-- START OF Input material --

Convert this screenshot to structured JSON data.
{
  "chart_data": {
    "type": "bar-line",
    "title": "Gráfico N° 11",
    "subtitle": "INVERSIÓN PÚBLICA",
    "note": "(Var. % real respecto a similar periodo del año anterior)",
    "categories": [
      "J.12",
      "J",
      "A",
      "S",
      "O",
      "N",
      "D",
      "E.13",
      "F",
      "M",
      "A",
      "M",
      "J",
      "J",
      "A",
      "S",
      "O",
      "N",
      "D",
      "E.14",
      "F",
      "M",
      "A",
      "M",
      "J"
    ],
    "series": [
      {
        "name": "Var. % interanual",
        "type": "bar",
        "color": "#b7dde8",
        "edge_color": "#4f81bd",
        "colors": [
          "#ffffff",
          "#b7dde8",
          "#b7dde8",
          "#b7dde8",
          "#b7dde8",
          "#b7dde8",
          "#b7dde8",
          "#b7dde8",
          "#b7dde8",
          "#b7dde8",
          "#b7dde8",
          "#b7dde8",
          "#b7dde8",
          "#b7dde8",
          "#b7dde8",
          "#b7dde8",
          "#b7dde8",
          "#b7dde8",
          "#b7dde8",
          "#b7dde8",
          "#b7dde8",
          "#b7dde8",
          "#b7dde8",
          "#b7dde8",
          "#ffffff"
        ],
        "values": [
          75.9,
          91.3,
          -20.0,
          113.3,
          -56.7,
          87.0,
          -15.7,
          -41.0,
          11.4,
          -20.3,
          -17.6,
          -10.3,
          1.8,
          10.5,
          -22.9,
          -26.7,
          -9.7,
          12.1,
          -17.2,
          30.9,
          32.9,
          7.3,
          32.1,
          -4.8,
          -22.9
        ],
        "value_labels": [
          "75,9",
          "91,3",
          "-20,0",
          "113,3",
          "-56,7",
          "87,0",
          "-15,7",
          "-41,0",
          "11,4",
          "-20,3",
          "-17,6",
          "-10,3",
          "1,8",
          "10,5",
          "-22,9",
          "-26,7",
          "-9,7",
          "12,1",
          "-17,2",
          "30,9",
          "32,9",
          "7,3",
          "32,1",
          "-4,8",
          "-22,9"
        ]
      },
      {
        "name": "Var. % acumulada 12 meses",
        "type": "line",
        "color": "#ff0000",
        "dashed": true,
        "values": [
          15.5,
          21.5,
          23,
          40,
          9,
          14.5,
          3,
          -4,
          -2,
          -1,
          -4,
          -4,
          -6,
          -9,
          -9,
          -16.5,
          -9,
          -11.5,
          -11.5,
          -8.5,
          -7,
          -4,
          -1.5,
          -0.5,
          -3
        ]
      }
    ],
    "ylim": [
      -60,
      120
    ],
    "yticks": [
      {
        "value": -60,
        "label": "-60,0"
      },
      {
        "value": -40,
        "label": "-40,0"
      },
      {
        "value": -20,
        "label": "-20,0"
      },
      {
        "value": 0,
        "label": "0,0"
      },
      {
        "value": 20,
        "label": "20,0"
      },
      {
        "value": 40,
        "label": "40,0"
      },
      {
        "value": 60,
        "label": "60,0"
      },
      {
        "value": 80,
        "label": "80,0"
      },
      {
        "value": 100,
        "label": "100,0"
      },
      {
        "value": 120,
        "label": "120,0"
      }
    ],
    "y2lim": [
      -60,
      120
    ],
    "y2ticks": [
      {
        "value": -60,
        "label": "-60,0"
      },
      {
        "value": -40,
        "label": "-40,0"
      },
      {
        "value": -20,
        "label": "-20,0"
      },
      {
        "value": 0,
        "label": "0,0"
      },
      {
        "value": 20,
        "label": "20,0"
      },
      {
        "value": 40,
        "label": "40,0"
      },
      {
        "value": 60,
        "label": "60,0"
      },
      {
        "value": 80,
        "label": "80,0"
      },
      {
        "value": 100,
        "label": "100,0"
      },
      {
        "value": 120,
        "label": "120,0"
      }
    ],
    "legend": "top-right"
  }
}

-- END OF Input material --

● Your goal:
Among the lines above, count those containing the word "name" and give nothing but the result.

● Full output:
2